[Task brief] Output the full listing word for word.

[Data for this task]

- - - -

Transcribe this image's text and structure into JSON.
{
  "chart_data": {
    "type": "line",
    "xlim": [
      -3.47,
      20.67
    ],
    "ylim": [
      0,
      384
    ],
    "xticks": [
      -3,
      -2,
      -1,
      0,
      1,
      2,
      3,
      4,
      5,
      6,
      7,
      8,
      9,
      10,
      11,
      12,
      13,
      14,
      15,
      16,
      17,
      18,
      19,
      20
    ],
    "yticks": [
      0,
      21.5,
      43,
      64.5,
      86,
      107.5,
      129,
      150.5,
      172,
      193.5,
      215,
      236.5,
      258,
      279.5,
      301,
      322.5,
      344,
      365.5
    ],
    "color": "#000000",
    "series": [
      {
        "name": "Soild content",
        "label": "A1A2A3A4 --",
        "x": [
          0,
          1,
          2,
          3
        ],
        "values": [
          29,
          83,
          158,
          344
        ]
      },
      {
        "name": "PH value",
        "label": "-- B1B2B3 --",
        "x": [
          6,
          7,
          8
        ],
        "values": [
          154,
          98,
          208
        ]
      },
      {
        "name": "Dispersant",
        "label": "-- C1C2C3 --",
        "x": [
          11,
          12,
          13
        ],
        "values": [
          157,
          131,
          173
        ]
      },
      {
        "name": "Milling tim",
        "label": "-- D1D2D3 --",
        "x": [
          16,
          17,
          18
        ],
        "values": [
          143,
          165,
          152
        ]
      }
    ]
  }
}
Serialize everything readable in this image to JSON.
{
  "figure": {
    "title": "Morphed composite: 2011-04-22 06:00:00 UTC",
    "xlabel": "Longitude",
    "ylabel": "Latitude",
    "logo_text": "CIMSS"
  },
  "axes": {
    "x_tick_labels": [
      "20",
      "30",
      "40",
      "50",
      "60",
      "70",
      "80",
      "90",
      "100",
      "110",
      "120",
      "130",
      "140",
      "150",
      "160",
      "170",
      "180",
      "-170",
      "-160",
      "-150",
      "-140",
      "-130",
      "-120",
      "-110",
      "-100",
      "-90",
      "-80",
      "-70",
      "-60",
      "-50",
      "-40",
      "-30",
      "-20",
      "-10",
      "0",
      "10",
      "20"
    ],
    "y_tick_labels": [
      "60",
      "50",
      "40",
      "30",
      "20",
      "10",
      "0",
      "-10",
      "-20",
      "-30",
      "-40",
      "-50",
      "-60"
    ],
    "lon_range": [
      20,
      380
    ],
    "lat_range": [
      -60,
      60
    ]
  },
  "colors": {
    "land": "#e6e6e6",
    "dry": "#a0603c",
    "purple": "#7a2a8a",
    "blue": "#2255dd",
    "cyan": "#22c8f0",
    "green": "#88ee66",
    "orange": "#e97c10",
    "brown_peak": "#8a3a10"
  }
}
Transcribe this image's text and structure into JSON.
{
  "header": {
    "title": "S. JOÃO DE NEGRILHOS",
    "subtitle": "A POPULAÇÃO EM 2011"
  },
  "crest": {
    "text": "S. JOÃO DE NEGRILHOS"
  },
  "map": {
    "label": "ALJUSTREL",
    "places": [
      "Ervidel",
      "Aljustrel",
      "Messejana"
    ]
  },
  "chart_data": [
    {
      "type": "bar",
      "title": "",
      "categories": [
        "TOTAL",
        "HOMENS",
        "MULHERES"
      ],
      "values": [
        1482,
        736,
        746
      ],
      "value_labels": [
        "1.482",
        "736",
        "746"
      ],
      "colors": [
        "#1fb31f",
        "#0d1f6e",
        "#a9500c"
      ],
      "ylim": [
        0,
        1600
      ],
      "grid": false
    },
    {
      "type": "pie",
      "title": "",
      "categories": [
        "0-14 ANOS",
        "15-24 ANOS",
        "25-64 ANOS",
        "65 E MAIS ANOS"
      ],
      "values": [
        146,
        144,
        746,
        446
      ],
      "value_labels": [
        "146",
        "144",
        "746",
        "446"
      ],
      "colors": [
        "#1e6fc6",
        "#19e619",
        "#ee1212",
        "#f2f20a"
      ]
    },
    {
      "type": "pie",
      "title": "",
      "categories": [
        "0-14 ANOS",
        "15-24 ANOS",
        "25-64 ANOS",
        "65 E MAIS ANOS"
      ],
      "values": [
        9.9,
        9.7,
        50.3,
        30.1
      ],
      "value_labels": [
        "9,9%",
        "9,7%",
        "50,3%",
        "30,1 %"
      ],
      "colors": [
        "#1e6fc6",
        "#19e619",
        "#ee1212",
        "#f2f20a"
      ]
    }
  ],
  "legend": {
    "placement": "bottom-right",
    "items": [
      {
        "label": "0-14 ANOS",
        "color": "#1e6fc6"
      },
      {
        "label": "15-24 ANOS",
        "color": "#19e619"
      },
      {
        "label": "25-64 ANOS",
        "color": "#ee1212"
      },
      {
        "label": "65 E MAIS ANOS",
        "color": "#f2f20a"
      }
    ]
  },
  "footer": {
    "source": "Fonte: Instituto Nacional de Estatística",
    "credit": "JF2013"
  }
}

- - - -

[Result below]
Transcribe this image's text and structure into JSON.
{
  "chart_data": {
    "type": "line",
    "xlim": [
      -3.47,
      20.67
    ],
    "ylim": [
      0,
      384
    ],
    "xticks": [
      -3,
      -2,
      -1,
      0,
      1,
      2,
      3,
      4,
      5,
      6,
      7,
      8,
      9,
      10,
      11,
      12,
      13,
      14,
      15,
      16,
      17,
      18,
      19,
      20
    ],
    "yticks": [
      0,
      21.5,
      43,
      64.5,
      86,
      107.5,
      129,
      150.5,
      172,
      193.5,
      215,
      236.5,
      258,
      279.5,
      301,
      322.5,
      344,
      365.5
    ],
    "color": "#000000",
    "series": [
      {
        "name": "Soild content",
        "label": "A1A2A3A4 --",
        "x": [
          0,
          1,
          2,
          3
        ],
        "values": [
          29,
          83,
          158,
          344
        ]
      },
      {
        "name": "PH value",
        "label": "-- B1B2B3 --",
        "x": [
          6,
          7,
          8
        ],
        "values": [
          154,
          98,
          208
        ]
      },
      {
        "name": "Dispersant",
        "label": "-- C1C2C3 --",
        "x": [
          11,
          12,
          13
        ],
        "values": [
          157,
          131,
          173
        ]
      },
      {
        "name": "Milling tim",
        "label": "-- D1D2D3 --",
        "x": [
          16,
          17,
          18
        ],
        "values": [
          143,
          165,
          152
        ]
      }
    ]
  }
}
Serialize everything readable in this image to JSON.
{
  "figure": {
    "title": "Morphed composite: 2011-04-22 06:00:00 UTC",
    "xlabel": "Longitude",
    "ylabel": "Latitude",
    "logo_text": "CIMSS"
  },
  "axes": {
    "x_tick_labels": [
      "20",
      "30",
      "40",
      "50",
      "60",
      "70",
      "80",
      "90",
      "100",
      "110",
      "120",
      "130",
      "140",
      "150",
      "160",
      "170",
      "180",
      "-170",
      "-160",
      "-150",
      "-140",
      "-130",
      "-120",
      "-110",
      "-100",
      "-90",
      "-80",
      "-70",
      "-60",
      "-50",
      "-40",
      "-30",
      "-20",
      "-10",
      "0",
      "10",
      "20"
    ],
    "y_tick_labels": [
      "60",
      "50",
      "40",
      "30",
      "20",
      "10",
      "0",
      "-10",
      "-20",
      "-30",
      "-40",
      "-50",
      "-60"
    ],
    "lon_range": [
      20,
      380
    ],
    "lat_range": [
      -60,
      60
    ]
  },
  "colors": {
    "land": "#e6e6e6",
    "dry": "#a0603c",
    "purple": "#7a2a8a",
    "blue": "#2255dd",
    "cyan": "#22c8f0",
    "green": "#88ee66",
    "orange": "#e97c10",
    "brown_peak": "#8a3a10"
  }
}
Transcribe this image's text and structure into JSON.
{
  "header": {
    "title": "S. JOÃO DE NEGRILHOS",
    "subtitle": "A POPULAÇÃO EM 2011"
  },
  "crest": {
    "text": "S. JOÃO DE NEGRILHOS"
  },
  "map": {
    "label": "ALJUSTREL",
    "places": [
      "Ervidel",
      "Aljustrel",
      "Messejana"
    ]
  },
  "chart_data": [
    {
      "type": "bar",
      "title": "",
      "categories": [
        "TOTAL",
        "HOMENS",
        "MULHERES"
      ],
      "values": [
        1482,
        736,
        746
      ],
      "value_labels": [
        "1.482",
        "736",
        "746"
      ],
      "colors": [
        "#1fb31f",
        "#0d1f6e",
        "#a9500c"
      ],
      "ylim": [
        0,
        1600
      ],
      "grid": false
    },
    {
      "type": "pie",
      "title": "",
      "categories": [
        "0-14 ANOS",
        "15-24 ANOS",
        "25-64 ANOS",
        "65 E MAIS ANOS"
      ],
      "values": [
        146,
        144,
        746,
        446
      ],
      "value_labels": [
        "146",
        "144",
        "746",
        "446"
      ],
      "colors": [
        "#1e6fc6",
        "#19e619",
        "#ee1212",
        "#f2f20a"
      ]
    },
    {
      "type": "pie",
      "title": "",
      "categories": [
        "0-14 ANOS",
        "15-24 ANOS",
        "25-64 ANOS",
        "65 E MAIS ANOS"
      ],
      "values": [
        9.9,
        9.7,
        50.3,
        30.1
      ],
      "value_labels": [
        "9,9%",
        "9,7%",
        "50,3%",
        "30,1 %"
      ],
      "colors": [
        "#1e6fc6",
        "#19e619",
        "#ee1212",
        "#f2f20a"
      ]
    }
  ],
  "legend": {
    "placement": "bottom-right",
    "items": [
      {
        "label": "0-14 ANOS",
        "color": "#1e6fc6"
      },
      {
        "label": "15-24 ANOS",
        "color": "#19e619"
      },
      {
        "label": "25-64 ANOS",
        "color": "#ee1212"
      },
      {
        "label": "65 E MAIS ANOS",
        "color": "#f2f20a"
      }
    ]
  },
  "footer": {
    "source": "Fonte: Instituto Nacional de Estatística",
    "credit": "JF2013"
  }
}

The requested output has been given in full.